--- Exercise ---
Write the records out again exactly, leaving no images in.

--- Exercise materials ---

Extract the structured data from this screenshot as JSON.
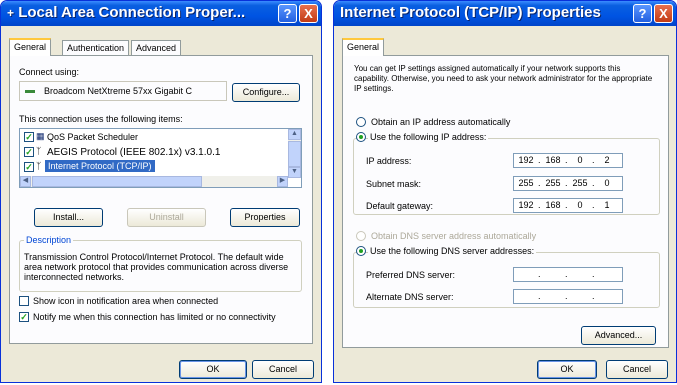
{
  "left_window": {
    "title": "Local Area Connection Proper...",
    "title_icon": "network-icon",
    "help": "?",
    "close": "X",
    "tabs": [
      "General",
      "Authentication",
      "Advanced"
    ],
    "connect_using_label": "Connect using:",
    "adapter_name": "Broadcom NetXtreme 57xx Gigabit C",
    "configure": "Configure...",
    "items_label": "This connection uses the following items:",
    "items": [
      {
        "label": "QoS Packet Scheduler",
        "checked": true
      },
      {
        "label": "AEGIS Protocol (IEEE 802.1x) v3.1.0.1",
        "checked": true
      },
      {
        "label": "Internet Protocol (TCP/IP)",
        "checked": true,
        "selected": true
      }
    ],
    "install": "Install...",
    "uninstall": "Uninstall",
    "properties": "Properties",
    "description_title": "Description",
    "description_text": "Transmission Control Protocol/Internet Protocol. The default wide area network protocol that provides communication across diverse interconnected networks.",
    "show_icon": "Show icon in notification area when connected",
    "notify": "Notify me when this connection has limited or no connectivity",
    "show_icon_checked": false,
    "notify_checked": true,
    "ok": "OK",
    "cancel": "Cancel",
    "colors": {
      "titlebar": "#0054e3",
      "selection": "#316ac5"
    }
  },
  "right_window": {
    "title": "Internet Protocol (TCP/IP) Properties",
    "help": "?",
    "close": "X",
    "tab": "General",
    "intro": "You can get IP settings assigned automatically if your network supports this capability. Otherwise, you need to ask your network administrator for the appropriate IP settings.",
    "obtain_ip": "Obtain an IP address automatically",
    "use_ip": "Use the following IP address:",
    "ip_label": "IP address:",
    "ip": [
      "192",
      "168",
      "0",
      "2"
    ],
    "mask_label": "Subnet mask:",
    "mask": [
      "255",
      "255",
      "255",
      "0"
    ],
    "gateway_label": "Default gateway:",
    "gateway": [
      "192",
      "168",
      "0",
      "1"
    ],
    "obtain_dns": "Obtain DNS server address automatically",
    "use_dns": "Use the following DNS server addresses:",
    "pref_dns_label": "Preferred DNS server:",
    "alt_dns_label": "Alternate DNS server:",
    "advanced": "Advanced...",
    "ok": "OK",
    "cancel": "Cancel"
  }
}
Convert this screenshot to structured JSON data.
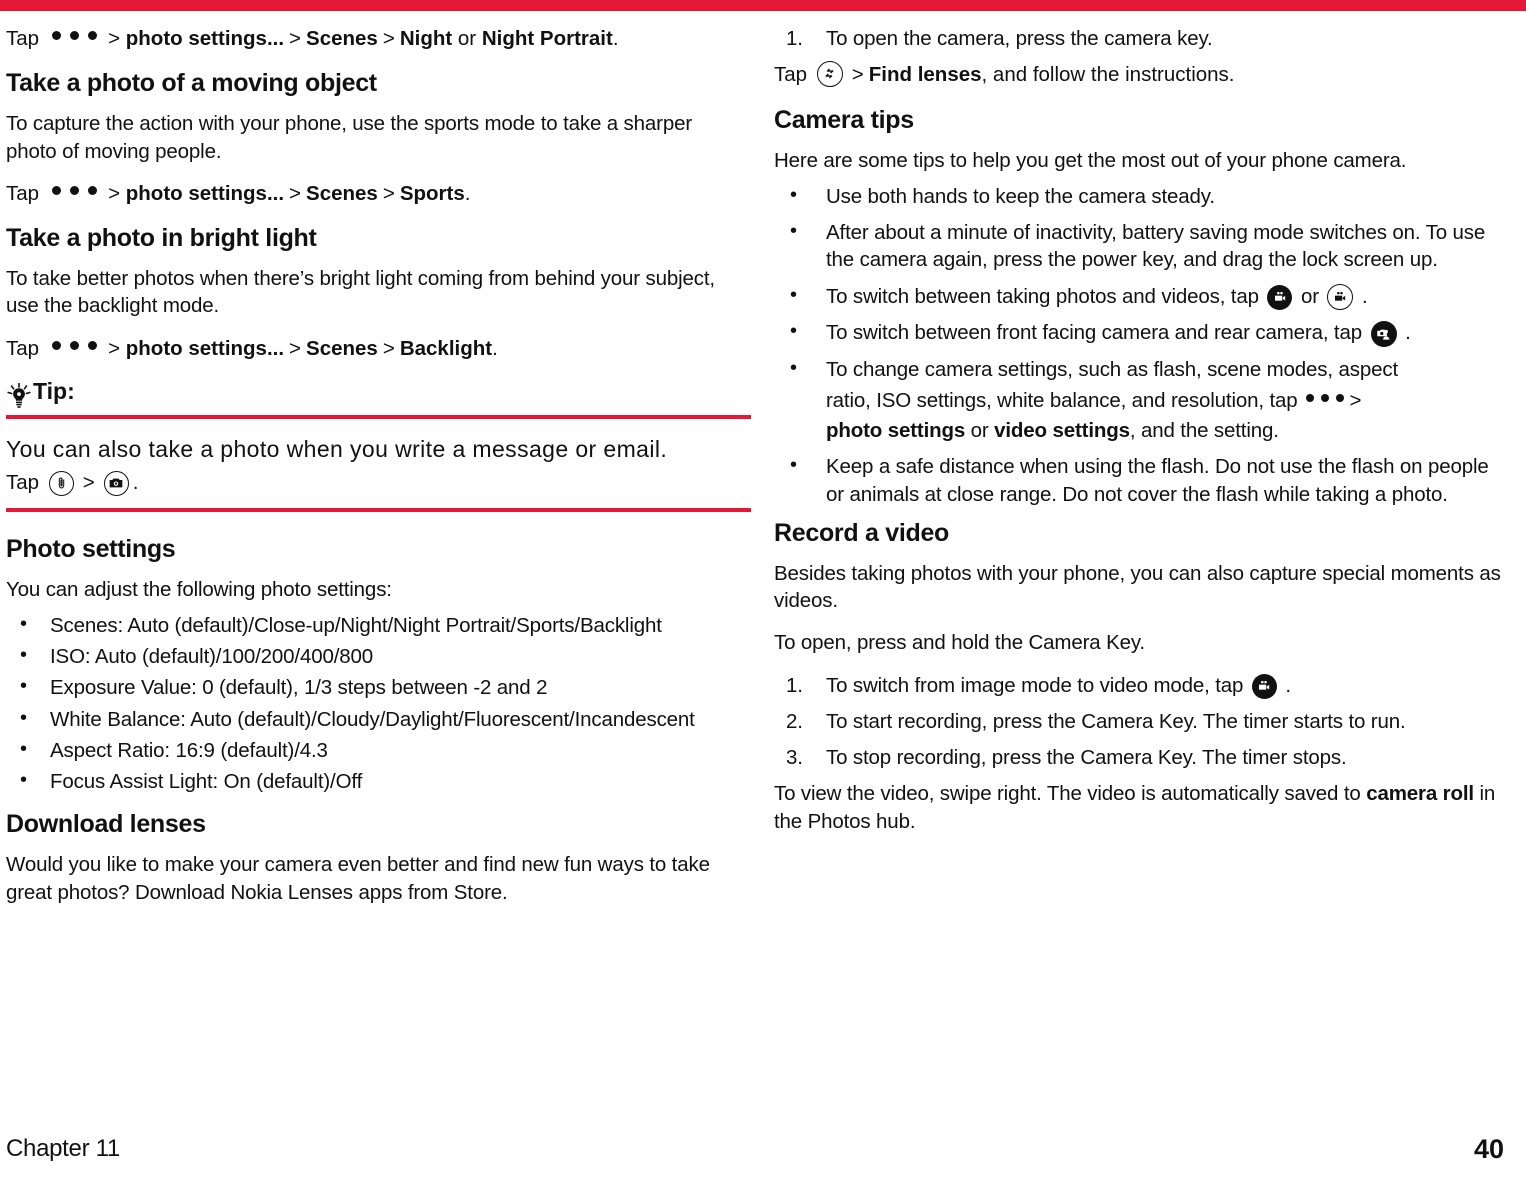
{
  "colors": {
    "accent": "#e31937",
    "text": "#111111"
  },
  "left": {
    "tap1": {
      "prefix": "Tap",
      "icon": "more-dots-icon",
      "sep": ">",
      "parts": [
        "photo settings...",
        "Scenes",
        "Night"
      ],
      "or_word": "or",
      "last": "Night Portrait",
      "period": "."
    },
    "h_moving": "Take a photo of a moving object",
    "p_moving": "To capture the action with your phone, use the sports mode to take a sharper photo of moving people.",
    "tap2": {
      "prefix": "Tap",
      "icon": "more-dots-icon",
      "sep": ">",
      "parts": [
        "photo settings...",
        "Scenes",
        "Sports"
      ],
      "period": "."
    },
    "h_bright": "Take a photo in bright light",
    "p_bright": "To take better photos when there’s bright light coming from behind your subject, use the backlight mode.",
    "tap3": {
      "prefix": "Tap",
      "icon": "more-dots-icon",
      "sep": ">",
      "parts": [
        "photo settings...",
        "Scenes",
        "Backlight"
      ],
      "period": "."
    },
    "tip_label": "Tip:",
    "tip_text": "You can also take a photo when you write a message or email.",
    "tip_tap_prefix": "Tap",
    "tip_sep": ">",
    "tip_period": ".",
    "h_photo_settings": "Photo settings",
    "p_photo_settings": "You can adjust the following photo settings:",
    "settings_items": [
      "Scenes: Auto (default)/Close-up/Night/Night Portrait/Sports/Backlight",
      "ISO: Auto (default)/100/200/400/800",
      "Exposure Value: 0 (default), 1/3 steps between -2 and 2",
      "White Balance: Auto (default)/Cloudy/Daylight/Fluorescent/Incandescent",
      "Aspect Ratio: 16:9 (default)/4.3",
      "Focus Assist Light: On (default)/Off"
    ],
    "h_download": "Download lenses",
    "p_download": "Would you like to make your camera even better and find new fun ways to take great photos? Download Nokia Lenses apps from Store."
  },
  "right": {
    "step1": "To open the camera, press the camera key.",
    "tap_lenses": {
      "prefix": "Tap",
      "icon": "swap-arrows-icon",
      "sep": ">",
      "bold": "Find lenses",
      "tail": ", and follow the instructions."
    },
    "h_tips": "Camera tips",
    "p_tips": "Here are some tips to help you get the most out of your phone camera.",
    "tip_items": [
      "Use both hands to keep the camera steady.",
      "After about a minute of inactivity, battery saving mode switches on. To use the camera again, press the power key, and drag the lock screen up."
    ],
    "tip_switch_photo_video": {
      "pre": "To switch between taking photos and videos, tap",
      "mid": "or",
      "post": "."
    },
    "tip_switch_front_rear": {
      "pre": "To switch between front facing camera and rear camera, tap",
      "post": "."
    },
    "tip_change_settings": {
      "line1": "To change camera settings, such as flash, scene modes, aspect",
      "line2_pre": "ratio, ISO settings, white balance, and resolution, tap",
      "sep": ">",
      "bold1": "photo settings",
      "or_word": "or",
      "bold2": "video settings",
      "tail": ", and the setting."
    },
    "tip_flash": "Keep a safe distance when using the flash. Do not use the flash on people or animals at close range. Do not cover the flash while taking a photo.",
    "h_record": "Record a video",
    "p_record": "Besides taking photos with your phone, you can also capture special moments as videos.",
    "p_open": "To open, press and hold the Camera Key.",
    "record_steps": [
      {
        "pre": "To switch from image mode to video mode, tap",
        "icon": "video-camera-icon",
        "post": "."
      },
      {
        "pre": "To start recording, press the Camera Key. The timer starts to run.",
        "icon": "",
        "post": ""
      },
      {
        "pre": "To stop recording, press the Camera Key. The timer stops.",
        "icon": "",
        "post": ""
      }
    ],
    "p_view_pre": "To view the video, swipe right. The video is automatically saved to ",
    "p_view_bold": "camera roll",
    "p_view_post": " in the Photos hub."
  },
  "footer": {
    "chapter": "Chapter 11",
    "page": "40"
  }
}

--- The completed task ---
Extract the structured data from this screenshot as JSON.
{
  "left_window": {
    "title": "Local Area Connection Proper...",
    "title_icon": "network-icon",
    "help": "?",
    "close": "X",
    "tabs": [
      "General",
      "Authentication",
      "Advanced"
    ],
    "connect_using_label": "Connect using:",
    "adapter_name": "Broadcom NetXtreme 57xx Gigabit C",
    "configure": "Configure...",
    "items_label": "This connection uses the following items:",
    "items": [
      {
        "label": "QoS Packet Scheduler",
        "checked": true
      },
      {
        "label": "AEGIS Protocol (IEEE 802.1x) v3.1.0.1",
        "checked": true
      },
      {
        "label": "Internet Protocol (TCP/IP)",
        "checked": true,
        "selected": true
      }
    ],
    "install": "Install...",
    "uninstall": "Uninstall",
    "properties": "Properties",
    "description_title": "Description",
    "description_text": "Transmission Control Protocol/Internet Protocol. The default wide area network protocol that provides communication across diverse interconnected networks.",
    "show_icon": "Show icon in notification area when connected",
    "notify": "Notify me when this connection has limited or no connectivity",
    "show_icon_checked": false,
    "notify_checked": true,
    "ok": "OK",
    "cancel": "Cancel",
    "colors": {
      "titlebar": "#0054e3",
      "selection": "#316ac5"
    }
  },
  "right_window": {
    "title": "Internet Protocol (TCP/IP) Properties",
    "help": "?",
    "close": "X",
    "tab": "General",
    "intro": "You can get IP settings assigned automatically if your network supports this capability. Otherwise, you need to ask your network administrator for the appropriate IP settings.",
    "obtain_ip": "Obtain an IP address automatically",
    "use_ip": "Use the following IP address:",
    "ip_label": "IP address:",
    "ip": [
      "192",
      "168",
      "0",
      "2"
    ],
    "mask_label": "Subnet mask:",
    "mask": [
      "255",
      "255",
      "255",
      "0"
    ],
    "gateway_label": "Default gateway:",
    "gateway": [
      "192",
      "168",
      "0",
      "1"
    ],
    "obtain_dns": "Obtain DNS server address automatically",
    "use_dns": "Use the following DNS server addresses:",
    "pref_dns_label": "Preferred DNS server:",
    "alt_dns_label": "Alternate DNS server:",
    "advanced": "Advanced...",
    "ok": "OK",
    "cancel": "Cancel"
  }
}
Convert this screenshot to structured JSON data.
{
  "colors": {
    "accent": "#e31937",
    "text": "#111111"
  },
  "left": {
    "tap1": {
      "prefix": "Tap",
      "icon": "more-dots-icon",
      "sep": ">",
      "parts": [
        "photo settings...",
        "Scenes",
        "Night"
      ],
      "or_word": "or",
      "last": "Night Portrait",
      "period": "."
    },
    "h_moving": "Take a photo of a moving object",
    "p_moving": "To capture the action with your phone, use the sports mode to take a sharper photo of moving people.",
    "tap2": {
      "prefix": "Tap",
      "icon": "more-dots-icon",
      "sep": ">",
      "parts": [
        "photo settings...",
        "Scenes",
        "Sports"
      ],
      "period": "."
    },
    "h_bright": "Take a photo in bright light",
    "p_bright": "To take better photos when there’s bright light coming from behind your subject, use the backlight mode.",
    "tap3": {
      "prefix": "Tap",
      "icon": "more-dots-icon",
      "sep": ">",
      "parts": [
        "photo settings...",
        "Scenes",
        "Backlight"
      ],
      "period": "."
    },
    "tip_label": "Tip:",
    "tip_text": "You can also take a photo when you write a message or email.",
    "tip_tap_prefix": "Tap",
    "tip_sep": ">",
    "tip_period": ".",
    "h_photo_settings": "Photo settings",
    "p_photo_settings": "You can adjust the following photo settings:",
    "settings_items": [
      "Scenes: Auto (default)/Close-up/Night/Night Portrait/Sports/Backlight",
      "ISO: Auto (default)/100/200/400/800",
      "Exposure Value: 0 (default), 1/3 steps between -2 and 2",
      "White Balance: Auto (default)/Cloudy/Daylight/Fluorescent/Incandescent",
      "Aspect Ratio: 16:9 (default)/4.3",
      "Focus Assist Light: On (default)/Off"
    ],
    "h_download": "Download lenses",
    "p_download": "Would you like to make your camera even better and find new fun ways to take great photos? Download Nokia Lenses apps from Store."
  },
  "right": {
    "step1": "To open the camera, press the camera key.",
    "tap_lenses": {
      "prefix": "Tap",
      "icon": "swap-arrows-icon",
      "sep": ">",
      "bold": "Find lenses",
      "tail": ", and follow the instructions."
    },
    "h_tips": "Camera tips",
    "p_tips": "Here are some tips to help you get the most out of your phone camera.",
    "tip_items": [
      "Use both hands to keep the camera steady.",
      "After about a minute of inactivity, battery saving mode switches on. To use the camera again, press the power key, and drag the lock screen up."
    ],
    "tip_switch_photo_video": {
      "pre": "To switch between taking photos and videos, tap",
      "mid": "or",
      "post": "."
    },
    "tip_switch_front_rear": {
      "pre": "To switch between front facing camera and rear camera, tap",
      "post": "."
    },
    "tip_change_settings": {
      "line1": "To change camera settings, such as flash, scene modes, aspect",
      "line2_pre": "ratio, ISO settings, white balance, and resolution, tap",
      "sep": ">",
      "bold1": "photo settings",
      "or_word": "or",
      "bold2": "video settings",
      "tail": ", and the setting."
    },
    "tip_flash": "Keep a safe distance when using the flash. Do not use the flash on people or animals at close range. Do not cover the flash while taking a photo.",
    "h_record": "Record a video",
    "p_record": "Besides taking photos with your phone, you can also capture special moments as videos.",
    "p_open": "To open, press and hold the Camera Key.",
    "record_steps": [
      {
        "pre": "To switch from image mode to video mode, tap",
        "icon": "video-camera-icon",
        "post": "."
      },
      {
        "pre": "To start recording, press the Camera Key. The timer starts to run.",
        "icon": "",
        "post": ""
      },
      {
        "pre": "To stop recording, press the Camera Key. The timer stops.",
        "icon": "",
        "post": ""
      }
    ],
    "p_view_pre": "To view the video, swipe right. The video is automatically saved to ",
    "p_view_bold": "camera roll",
    "p_view_post": " in the Photos hub."
  },
  "footer": {
    "chapter": "Chapter 11",
    "page": "40"
  }
}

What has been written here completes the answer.